Retype the material word for word.

= = = =

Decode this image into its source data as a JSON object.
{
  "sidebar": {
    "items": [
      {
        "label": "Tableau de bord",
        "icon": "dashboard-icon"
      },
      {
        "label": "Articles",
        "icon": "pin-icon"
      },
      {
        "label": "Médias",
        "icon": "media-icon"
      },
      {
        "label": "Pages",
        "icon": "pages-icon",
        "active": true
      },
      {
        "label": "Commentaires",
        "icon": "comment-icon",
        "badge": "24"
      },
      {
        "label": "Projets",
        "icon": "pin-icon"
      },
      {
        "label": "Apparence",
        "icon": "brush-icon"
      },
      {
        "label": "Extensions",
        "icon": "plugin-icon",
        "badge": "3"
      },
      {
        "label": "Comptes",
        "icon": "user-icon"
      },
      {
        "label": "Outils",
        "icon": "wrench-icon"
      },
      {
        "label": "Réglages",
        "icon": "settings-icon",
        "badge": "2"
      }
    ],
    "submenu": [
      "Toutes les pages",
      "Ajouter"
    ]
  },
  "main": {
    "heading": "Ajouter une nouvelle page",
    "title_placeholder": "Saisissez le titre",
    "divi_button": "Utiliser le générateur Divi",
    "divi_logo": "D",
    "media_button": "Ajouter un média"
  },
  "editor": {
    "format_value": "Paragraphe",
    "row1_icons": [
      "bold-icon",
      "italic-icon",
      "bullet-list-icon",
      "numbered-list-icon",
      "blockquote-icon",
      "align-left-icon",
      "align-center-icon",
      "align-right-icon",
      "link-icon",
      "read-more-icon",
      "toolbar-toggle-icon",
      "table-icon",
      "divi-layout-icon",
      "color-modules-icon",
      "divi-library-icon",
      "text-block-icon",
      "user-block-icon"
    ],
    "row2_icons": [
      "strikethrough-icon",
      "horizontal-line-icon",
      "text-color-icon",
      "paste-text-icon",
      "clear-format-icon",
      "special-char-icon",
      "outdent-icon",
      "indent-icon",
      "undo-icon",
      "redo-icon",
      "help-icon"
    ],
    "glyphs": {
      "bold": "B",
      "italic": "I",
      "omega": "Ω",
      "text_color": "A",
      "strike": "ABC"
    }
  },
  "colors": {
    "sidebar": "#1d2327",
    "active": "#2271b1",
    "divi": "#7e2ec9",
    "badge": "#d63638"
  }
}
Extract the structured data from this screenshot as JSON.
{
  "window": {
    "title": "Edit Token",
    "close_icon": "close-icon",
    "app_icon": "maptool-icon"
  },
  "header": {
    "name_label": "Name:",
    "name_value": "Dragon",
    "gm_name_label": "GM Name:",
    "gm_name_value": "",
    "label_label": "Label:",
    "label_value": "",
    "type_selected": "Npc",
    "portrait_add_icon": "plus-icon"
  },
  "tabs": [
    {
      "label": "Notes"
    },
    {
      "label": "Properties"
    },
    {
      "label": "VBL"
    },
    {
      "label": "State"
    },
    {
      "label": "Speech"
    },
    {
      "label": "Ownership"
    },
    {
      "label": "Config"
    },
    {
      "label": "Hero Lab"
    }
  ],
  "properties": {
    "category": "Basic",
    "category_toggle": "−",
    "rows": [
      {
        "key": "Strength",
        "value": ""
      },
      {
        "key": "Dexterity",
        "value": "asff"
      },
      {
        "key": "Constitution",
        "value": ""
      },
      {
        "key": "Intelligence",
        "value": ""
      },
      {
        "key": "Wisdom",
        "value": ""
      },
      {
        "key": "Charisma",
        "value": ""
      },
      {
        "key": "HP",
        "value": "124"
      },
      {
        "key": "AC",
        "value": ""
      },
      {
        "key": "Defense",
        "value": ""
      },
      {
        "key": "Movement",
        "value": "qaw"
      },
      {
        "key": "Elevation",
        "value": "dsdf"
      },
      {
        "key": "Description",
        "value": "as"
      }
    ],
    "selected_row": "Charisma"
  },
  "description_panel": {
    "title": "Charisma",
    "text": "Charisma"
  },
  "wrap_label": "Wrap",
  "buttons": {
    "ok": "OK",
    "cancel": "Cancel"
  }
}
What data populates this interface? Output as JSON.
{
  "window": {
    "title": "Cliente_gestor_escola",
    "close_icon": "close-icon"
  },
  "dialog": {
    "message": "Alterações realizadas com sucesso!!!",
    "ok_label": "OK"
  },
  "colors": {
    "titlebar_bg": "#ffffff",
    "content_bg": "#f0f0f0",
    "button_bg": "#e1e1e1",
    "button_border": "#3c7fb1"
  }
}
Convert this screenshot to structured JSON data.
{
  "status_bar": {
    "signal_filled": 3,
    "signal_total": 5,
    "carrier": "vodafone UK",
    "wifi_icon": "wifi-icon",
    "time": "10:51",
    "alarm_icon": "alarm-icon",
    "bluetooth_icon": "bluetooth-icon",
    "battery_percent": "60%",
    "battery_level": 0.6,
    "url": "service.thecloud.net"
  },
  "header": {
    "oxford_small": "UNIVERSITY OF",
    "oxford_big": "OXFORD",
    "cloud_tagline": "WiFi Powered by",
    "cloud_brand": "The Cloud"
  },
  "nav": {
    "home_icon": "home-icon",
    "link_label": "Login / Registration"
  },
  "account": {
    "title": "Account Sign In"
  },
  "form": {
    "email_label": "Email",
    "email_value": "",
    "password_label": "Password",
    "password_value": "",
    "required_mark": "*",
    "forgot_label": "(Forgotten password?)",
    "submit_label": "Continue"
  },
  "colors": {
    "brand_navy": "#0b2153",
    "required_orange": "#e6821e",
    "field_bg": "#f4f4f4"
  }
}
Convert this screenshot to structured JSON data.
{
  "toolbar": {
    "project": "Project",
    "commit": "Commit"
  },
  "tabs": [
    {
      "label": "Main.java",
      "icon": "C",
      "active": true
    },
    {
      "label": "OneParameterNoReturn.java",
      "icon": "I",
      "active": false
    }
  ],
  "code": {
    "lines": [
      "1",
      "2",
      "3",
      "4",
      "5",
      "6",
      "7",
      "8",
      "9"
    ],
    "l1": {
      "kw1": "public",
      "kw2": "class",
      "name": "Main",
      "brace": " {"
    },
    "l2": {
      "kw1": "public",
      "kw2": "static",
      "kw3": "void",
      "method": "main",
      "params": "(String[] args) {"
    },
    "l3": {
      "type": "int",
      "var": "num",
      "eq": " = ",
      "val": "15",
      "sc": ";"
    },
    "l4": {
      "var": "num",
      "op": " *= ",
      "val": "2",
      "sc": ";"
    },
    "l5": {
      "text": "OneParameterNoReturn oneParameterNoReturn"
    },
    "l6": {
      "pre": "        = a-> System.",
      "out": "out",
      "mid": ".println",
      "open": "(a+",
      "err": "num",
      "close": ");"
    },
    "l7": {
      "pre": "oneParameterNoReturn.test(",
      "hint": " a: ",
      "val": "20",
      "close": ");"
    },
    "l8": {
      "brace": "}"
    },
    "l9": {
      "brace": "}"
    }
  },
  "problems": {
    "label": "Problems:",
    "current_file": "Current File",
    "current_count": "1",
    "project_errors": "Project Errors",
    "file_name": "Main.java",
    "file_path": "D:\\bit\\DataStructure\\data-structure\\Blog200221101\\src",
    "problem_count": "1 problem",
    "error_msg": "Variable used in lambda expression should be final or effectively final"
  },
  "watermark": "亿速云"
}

= = = =

**Reply:**
Decode this image into its source data as a JSON object.
{
  "sidebar": {
    "items": [
      {
        "label": "Tableau de bord",
        "icon": "dashboard-icon"
      },
      {
        "label": "Articles",
        "icon": "pin-icon"
      },
      {
        "label": "Médias",
        "icon": "media-icon"
      },
      {
        "label": "Pages",
        "icon": "pages-icon",
        "active": true
      },
      {
        "label": "Commentaires",
        "icon": "comment-icon",
        "badge": "24"
      },
      {
        "label": "Projets",
        "icon": "pin-icon"
      },
      {
        "label": "Apparence",
        "icon": "brush-icon"
      },
      {
        "label": "Extensions",
        "icon": "plugin-icon",
        "badge": "3"
      },
      {
        "label": "Comptes",
        "icon": "user-icon"
      },
      {
        "label": "Outils",
        "icon": "wrench-icon"
      },
      {
        "label": "Réglages",
        "icon": "settings-icon",
        "badge": "2"
      }
    ],
    "submenu": [
      "Toutes les pages",
      "Ajouter"
    ]
  },
  "main": {
    "heading": "Ajouter une nouvelle page",
    "title_placeholder": "Saisissez le titre",
    "divi_button": "Utiliser le générateur Divi",
    "divi_logo": "D",
    "media_button": "Ajouter un média"
  },
  "editor": {
    "format_value": "Paragraphe",
    "row1_icons": [
      "bold-icon",
      "italic-icon",
      "bullet-list-icon",
      "numbered-list-icon",
      "blockquote-icon",
      "align-left-icon",
      "align-center-icon",
      "align-right-icon",
      "link-icon",
      "read-more-icon",
      "toolbar-toggle-icon",
      "table-icon",
      "divi-layout-icon",
      "color-modules-icon",
      "divi-library-icon",
      "text-block-icon",
      "user-block-icon"
    ],
    "row2_icons": [
      "strikethrough-icon",
      "horizontal-line-icon",
      "text-color-icon",
      "paste-text-icon",
      "clear-format-icon",
      "special-char-icon",
      "outdent-icon",
      "indent-icon",
      "undo-icon",
      "redo-icon",
      "help-icon"
    ],
    "glyphs": {
      "bold": "B",
      "italic": "I",
      "omega": "Ω",
      "text_color": "A",
      "strike": "ABC"
    }
  },
  "colors": {
    "sidebar": "#1d2327",
    "active": "#2271b1",
    "divi": "#7e2ec9",
    "badge": "#d63638"
  }
}
Extract the structured data from this screenshot as JSON.
{
  "window": {
    "title": "Edit Token",
    "close_icon": "close-icon",
    "app_icon": "maptool-icon"
  },
  "header": {
    "name_label": "Name:",
    "name_value": "Dragon",
    "gm_name_label": "GM Name:",
    "gm_name_value": "",
    "label_label": "Label:",
    "label_value": "",
    "type_selected": "Npc",
    "portrait_add_icon": "plus-icon"
  },
  "tabs": [
    {
      "label": "Notes"
    },
    {
      "label": "Properties"
    },
    {
      "label": "VBL"
    },
    {
      "label": "State"
    },
    {
      "label": "Speech"
    },
    {
      "label": "Ownership"
    },
    {
      "label": "Config"
    },
    {
      "label": "Hero Lab"
    }
  ],
  "properties": {
    "category": "Basic",
    "category_toggle": "−",
    "rows": [
      {
        "key": "Strength",
        "value": ""
      },
      {
        "key": "Dexterity",
        "value": "asff"
      },
      {
        "key": "Constitution",
        "value": ""
      },
      {
        "key": "Intelligence",
        "value": ""
      },
      {
        "key": "Wisdom",
        "value": ""
      },
      {
        "key": "Charisma",
        "value": ""
      },
      {
        "key": "HP",
        "value": "124"
      },
      {
        "key": "AC",
        "value": ""
      },
      {
        "key": "Defense",
        "value": ""
      },
      {
        "key": "Movement",
        "value": "qaw"
      },
      {
        "key": "Elevation",
        "value": "dsdf"
      },
      {
        "key": "Description",
        "value": "as"
      }
    ],
    "selected_row": "Charisma"
  },
  "description_panel": {
    "title": "Charisma",
    "text": "Charisma"
  },
  "wrap_label": "Wrap",
  "buttons": {
    "ok": "OK",
    "cancel": "Cancel"
  }
}
What data populates this interface? Output as JSON.
{
  "window": {
    "title": "Cliente_gestor_escola",
    "close_icon": "close-icon"
  },
  "dialog": {
    "message": "Alterações realizadas com sucesso!!!",
    "ok_label": "OK"
  },
  "colors": {
    "titlebar_bg": "#ffffff",
    "content_bg": "#f0f0f0",
    "button_bg": "#e1e1e1",
    "button_border": "#3c7fb1"
  }
}
Convert this screenshot to structured JSON data.
{
  "status_bar": {
    "signal_filled": 3,
    "signal_total": 5,
    "carrier": "vodafone UK",
    "wifi_icon": "wifi-icon",
    "time": "10:51",
    "alarm_icon": "alarm-icon",
    "bluetooth_icon": "bluetooth-icon",
    "battery_percent": "60%",
    "battery_level": 0.6,
    "url": "service.thecloud.net"
  },
  "header": {
    "oxford_small": "UNIVERSITY OF",
    "oxford_big": "OXFORD",
    "cloud_tagline": "WiFi Powered by",
    "cloud_brand": "The Cloud"
  },
  "nav": {
    "home_icon": "home-icon",
    "link_label": "Login / Registration"
  },
  "account": {
    "title": "Account Sign In"
  },
  "form": {
    "email_label": "Email",
    "email_value": "",
    "password_label": "Password",
    "password_value": "",
    "required_mark": "*",
    "forgot_label": "(Forgotten password?)",
    "submit_label": "Continue"
  },
  "colors": {
    "brand_navy": "#0b2153",
    "required_orange": "#e6821e",
    "field_bg": "#f4f4f4"
  }
}
Convert this screenshot to structured JSON data.
{
  "toolbar": {
    "project": "Project",
    "commit": "Commit"
  },
  "tabs": [
    {
      "label": "Main.java",
      "icon": "C",
      "active": true
    },
    {
      "label": "OneParameterNoReturn.java",
      "icon": "I",
      "active": false
    }
  ],
  "code": {
    "lines": [
      "1",
      "2",
      "3",
      "4",
      "5",
      "6",
      "7",
      "8",
      "9"
    ],
    "l1": {
      "kw1": "public",
      "kw2": "class",
      "name": "Main",
      "brace": " {"
    },
    "l2": {
      "kw1": "public",
      "kw2": "static",
      "kw3": "void",
      "method": "main",
      "params": "(String[] args) {"
    },
    "l3": {
      "type": "int",
      "var": "num",
      "eq": " = ",
      "val": "15",
      "sc": ";"
    },
    "l4": {
      "var": "num",
      "op": " *= ",
      "val": "2",
      "sc": ";"
    },
    "l5": {
      "text": "OneParameterNoReturn oneParameterNoReturn"
    },
    "l6": {
      "pre": "        = a-> System.",
      "out": "out",
      "mid": ".println",
      "open": "(a+",
      "err": "num",
      "close": ");"
    },
    "l7": {
      "pre": "oneParameterNoReturn.test(",
      "hint": " a: ",
      "val": "20",
      "close": ");"
    },
    "l8": {
      "brace": "}"
    },
    "l9": {
      "brace": "}"
    }
  },
  "problems": {
    "label": "Problems:",
    "current_file": "Current File",
    "current_count": "1",
    "project_errors": "Project Errors",
    "file_name": "Main.java",
    "file_path": "D:\\bit\\DataStructure\\data-structure\\Blog200221101\\src",
    "problem_count": "1 problem",
    "error_msg": "Variable used in lambda expression should be final or effectively final"
  },
  "watermark": "亿速云"
}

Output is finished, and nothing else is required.